§ What the exercise asks: Take every line from the material that has the word "GOBIERNO" in it.

§ Exercise material:
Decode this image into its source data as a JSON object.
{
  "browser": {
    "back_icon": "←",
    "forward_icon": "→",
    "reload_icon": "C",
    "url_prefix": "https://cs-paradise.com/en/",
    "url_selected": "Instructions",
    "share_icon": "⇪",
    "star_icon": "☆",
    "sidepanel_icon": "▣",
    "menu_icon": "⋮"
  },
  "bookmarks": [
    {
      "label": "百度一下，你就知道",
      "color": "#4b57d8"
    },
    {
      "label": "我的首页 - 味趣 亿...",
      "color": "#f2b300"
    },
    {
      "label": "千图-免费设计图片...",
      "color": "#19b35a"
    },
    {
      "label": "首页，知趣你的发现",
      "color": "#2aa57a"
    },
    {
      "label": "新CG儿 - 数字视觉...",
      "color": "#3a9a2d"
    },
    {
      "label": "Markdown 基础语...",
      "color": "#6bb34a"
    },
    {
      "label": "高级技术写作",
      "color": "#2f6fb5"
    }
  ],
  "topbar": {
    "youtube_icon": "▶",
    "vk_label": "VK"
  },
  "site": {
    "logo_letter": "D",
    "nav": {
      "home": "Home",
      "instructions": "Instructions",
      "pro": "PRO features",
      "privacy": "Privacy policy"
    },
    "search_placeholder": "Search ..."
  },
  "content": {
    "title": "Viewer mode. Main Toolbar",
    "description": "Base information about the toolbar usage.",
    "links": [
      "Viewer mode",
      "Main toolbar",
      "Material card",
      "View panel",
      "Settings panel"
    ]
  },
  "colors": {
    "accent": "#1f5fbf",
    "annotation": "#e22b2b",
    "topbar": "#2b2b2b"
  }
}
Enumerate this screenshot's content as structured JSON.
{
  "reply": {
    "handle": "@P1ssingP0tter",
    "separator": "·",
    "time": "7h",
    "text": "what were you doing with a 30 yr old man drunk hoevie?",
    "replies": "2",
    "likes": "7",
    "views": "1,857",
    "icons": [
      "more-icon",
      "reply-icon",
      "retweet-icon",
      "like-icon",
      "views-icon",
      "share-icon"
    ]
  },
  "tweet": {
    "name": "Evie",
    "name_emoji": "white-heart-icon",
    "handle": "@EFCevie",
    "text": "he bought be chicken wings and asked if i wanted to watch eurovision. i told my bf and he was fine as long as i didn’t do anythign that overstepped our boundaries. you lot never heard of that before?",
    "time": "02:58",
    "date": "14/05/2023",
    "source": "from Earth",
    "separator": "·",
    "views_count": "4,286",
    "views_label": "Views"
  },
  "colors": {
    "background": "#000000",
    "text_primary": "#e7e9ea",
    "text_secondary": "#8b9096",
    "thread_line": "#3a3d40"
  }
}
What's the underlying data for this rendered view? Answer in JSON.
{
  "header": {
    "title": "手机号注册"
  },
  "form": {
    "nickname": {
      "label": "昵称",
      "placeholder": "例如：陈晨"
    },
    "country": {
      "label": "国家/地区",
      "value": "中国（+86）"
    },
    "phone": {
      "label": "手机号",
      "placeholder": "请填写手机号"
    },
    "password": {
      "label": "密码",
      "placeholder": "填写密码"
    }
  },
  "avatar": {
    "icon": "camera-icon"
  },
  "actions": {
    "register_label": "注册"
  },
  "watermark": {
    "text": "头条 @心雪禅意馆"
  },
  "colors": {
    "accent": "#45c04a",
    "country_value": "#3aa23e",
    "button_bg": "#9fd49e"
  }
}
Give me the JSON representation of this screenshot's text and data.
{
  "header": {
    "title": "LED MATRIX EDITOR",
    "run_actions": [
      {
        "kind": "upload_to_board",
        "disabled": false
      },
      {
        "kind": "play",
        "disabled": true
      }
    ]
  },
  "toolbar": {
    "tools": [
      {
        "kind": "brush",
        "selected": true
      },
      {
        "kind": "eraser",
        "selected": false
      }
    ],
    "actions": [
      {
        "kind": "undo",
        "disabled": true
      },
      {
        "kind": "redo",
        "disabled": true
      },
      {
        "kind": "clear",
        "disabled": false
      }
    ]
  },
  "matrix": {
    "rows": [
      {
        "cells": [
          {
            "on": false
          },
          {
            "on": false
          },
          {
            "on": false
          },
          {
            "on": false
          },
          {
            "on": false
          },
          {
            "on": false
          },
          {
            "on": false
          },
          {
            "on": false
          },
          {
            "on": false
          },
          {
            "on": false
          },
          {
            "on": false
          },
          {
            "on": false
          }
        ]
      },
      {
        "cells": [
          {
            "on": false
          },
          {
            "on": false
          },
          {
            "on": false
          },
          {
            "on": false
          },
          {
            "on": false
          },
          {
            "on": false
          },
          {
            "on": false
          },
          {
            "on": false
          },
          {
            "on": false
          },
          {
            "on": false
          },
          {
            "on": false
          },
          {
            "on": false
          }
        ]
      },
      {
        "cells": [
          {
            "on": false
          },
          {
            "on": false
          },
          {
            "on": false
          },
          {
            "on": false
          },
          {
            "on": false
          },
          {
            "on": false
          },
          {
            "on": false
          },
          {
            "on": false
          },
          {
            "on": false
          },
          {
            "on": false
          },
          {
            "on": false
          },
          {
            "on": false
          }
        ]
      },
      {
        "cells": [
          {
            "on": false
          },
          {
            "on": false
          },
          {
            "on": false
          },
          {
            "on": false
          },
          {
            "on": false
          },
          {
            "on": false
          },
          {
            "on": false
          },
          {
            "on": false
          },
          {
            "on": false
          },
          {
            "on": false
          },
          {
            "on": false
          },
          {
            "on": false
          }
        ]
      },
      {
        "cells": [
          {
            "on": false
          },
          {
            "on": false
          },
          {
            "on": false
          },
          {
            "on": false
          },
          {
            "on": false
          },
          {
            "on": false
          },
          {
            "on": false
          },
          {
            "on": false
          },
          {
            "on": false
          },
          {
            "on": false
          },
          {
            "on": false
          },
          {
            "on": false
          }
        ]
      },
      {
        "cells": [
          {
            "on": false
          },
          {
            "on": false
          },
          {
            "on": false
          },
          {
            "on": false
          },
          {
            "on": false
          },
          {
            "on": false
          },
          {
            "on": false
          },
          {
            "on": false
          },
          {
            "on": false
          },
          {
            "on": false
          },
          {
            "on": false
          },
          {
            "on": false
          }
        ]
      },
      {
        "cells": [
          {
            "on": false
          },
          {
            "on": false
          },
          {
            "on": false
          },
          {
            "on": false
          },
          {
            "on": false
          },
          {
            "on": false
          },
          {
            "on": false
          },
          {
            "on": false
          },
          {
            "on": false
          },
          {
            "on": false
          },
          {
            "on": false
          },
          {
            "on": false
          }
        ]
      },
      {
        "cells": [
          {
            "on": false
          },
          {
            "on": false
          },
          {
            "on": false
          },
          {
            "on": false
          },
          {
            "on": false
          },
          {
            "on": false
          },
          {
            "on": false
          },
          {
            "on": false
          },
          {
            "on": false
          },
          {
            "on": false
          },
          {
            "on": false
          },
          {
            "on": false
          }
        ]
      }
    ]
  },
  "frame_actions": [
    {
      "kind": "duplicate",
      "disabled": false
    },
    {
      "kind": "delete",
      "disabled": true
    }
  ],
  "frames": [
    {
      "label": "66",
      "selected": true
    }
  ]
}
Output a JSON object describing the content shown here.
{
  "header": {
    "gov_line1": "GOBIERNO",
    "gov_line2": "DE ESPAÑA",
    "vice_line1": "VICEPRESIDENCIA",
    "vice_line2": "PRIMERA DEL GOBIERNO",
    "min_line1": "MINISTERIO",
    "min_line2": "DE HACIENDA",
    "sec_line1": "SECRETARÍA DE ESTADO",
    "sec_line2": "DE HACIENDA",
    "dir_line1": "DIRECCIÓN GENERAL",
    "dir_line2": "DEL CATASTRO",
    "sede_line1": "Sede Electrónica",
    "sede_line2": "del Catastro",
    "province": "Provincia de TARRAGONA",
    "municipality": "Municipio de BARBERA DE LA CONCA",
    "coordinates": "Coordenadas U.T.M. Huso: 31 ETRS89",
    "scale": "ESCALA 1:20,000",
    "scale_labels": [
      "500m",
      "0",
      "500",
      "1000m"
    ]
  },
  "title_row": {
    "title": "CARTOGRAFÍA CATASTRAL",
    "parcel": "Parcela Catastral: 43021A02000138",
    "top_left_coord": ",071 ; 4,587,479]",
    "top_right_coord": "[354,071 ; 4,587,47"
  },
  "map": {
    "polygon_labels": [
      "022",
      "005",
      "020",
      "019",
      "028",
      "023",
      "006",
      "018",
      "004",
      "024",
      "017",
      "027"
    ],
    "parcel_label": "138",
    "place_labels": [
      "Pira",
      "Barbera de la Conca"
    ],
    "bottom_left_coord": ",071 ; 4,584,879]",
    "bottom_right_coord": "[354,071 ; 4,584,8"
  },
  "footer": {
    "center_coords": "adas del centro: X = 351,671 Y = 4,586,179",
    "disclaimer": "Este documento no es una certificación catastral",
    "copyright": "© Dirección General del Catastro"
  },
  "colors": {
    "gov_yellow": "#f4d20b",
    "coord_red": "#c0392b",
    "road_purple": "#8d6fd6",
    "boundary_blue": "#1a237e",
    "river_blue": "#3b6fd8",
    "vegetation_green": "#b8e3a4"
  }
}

§ Task output:
    "gov_line1": "GOBIERNO",
    "vice_line2": "PRIMERA DEL GOBIERNO",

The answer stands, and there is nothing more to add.